▸ EXERCISE AIM: The data below must be copied in full and without any change.

▸ Data listing:
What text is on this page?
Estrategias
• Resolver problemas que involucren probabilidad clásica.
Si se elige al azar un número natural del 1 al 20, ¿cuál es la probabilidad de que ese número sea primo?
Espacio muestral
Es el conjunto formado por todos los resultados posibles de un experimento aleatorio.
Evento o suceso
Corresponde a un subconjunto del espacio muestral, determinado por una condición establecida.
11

▸ FULL SOLUTION:
What text is on this page?
Estrategias
• Resolver problemas que involucren probabilidad clásica.
Si se elige al azar un número natural del 1 al 20, ¿cuál es la probabilidad de que ese número sea primo?
Espacio muestral
Es el conjunto formado por todos los resultados posibles de un experimento aleatorio.
Evento o suceso
Corresponde a un subconjunto del espacio muestral, determinado por una condición establecida.
11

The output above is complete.